> **DO THIS**
All of the records below need to be copied exactly.

> **RECORDS SUPPLIED**
___
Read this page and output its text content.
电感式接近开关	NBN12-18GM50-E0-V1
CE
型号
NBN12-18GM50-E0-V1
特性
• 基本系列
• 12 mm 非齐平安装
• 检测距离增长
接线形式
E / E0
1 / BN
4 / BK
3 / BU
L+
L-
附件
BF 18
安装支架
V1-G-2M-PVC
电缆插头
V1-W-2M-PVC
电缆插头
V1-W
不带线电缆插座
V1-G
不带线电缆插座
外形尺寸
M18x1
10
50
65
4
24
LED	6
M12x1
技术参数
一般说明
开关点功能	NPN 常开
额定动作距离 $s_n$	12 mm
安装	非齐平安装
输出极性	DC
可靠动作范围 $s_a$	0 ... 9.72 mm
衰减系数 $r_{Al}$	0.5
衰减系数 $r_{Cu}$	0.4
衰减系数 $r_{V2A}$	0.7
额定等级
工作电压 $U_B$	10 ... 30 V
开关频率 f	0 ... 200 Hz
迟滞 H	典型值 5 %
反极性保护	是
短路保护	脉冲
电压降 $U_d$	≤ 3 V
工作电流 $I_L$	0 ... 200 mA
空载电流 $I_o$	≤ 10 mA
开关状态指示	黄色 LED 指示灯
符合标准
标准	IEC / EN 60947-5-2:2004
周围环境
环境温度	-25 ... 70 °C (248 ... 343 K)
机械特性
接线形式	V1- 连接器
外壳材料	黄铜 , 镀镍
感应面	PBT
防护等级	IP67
___
> **RESULT FOR THIS EXERCISE**
Read this page and output its text content.
电感式接近开关	NBN12-18GM50-E0-V1
CE
型号
NBN12-18GM50-E0-V1
特性
• 基本系列
• 12 mm 非齐平安装
• 检测距离增长
接线形式
E / E0
1 / BN
4 / BK
3 / BU
L+
L-
附件
BF 18
安装支架
V1-G-2M-PVC
电缆插头
V1-W-2M-PVC
电缆插头
V1-W
不带线电缆插座
V1-G
不带线电缆插座
外形尺寸
M18x1
10
50
65
4
24
LED	6
M12x1
技术参数
一般说明
开关点功能	NPN 常开
额定动作距离 $s_n$	12 mm
安装	非齐平安装
输出极性	DC
可靠动作范围 $s_a$	0 ... 9.72 mm
衰减系数 $r_{Al}$	0.5
衰减系数 $r_{Cu}$	0.4
衰减系数 $r_{V2A}$	0.7
额定等级
工作电压 $U_B$	10 ... 30 V
开关频率 f	0 ... 200 Hz
迟滞 H	典型值 5 %
反极性保护	是
短路保护	脉冲
电压降 $U_d$	≤ 3 V
工作电流 $I_L$	0 ... 200 mA
空载电流 $I_o$	≤ 10 mA
开关状态指示	黄色 LED 指示灯
符合标准
标准	IEC / EN 60947-5-2:2004
周围环境
环境温度	-25 ... 70 °C (248 ... 343 K)
机械特性
接线形式	V1- 连接器
外壳材料	黄铜 , 镀镍
感应面	PBT
防护等级	IP67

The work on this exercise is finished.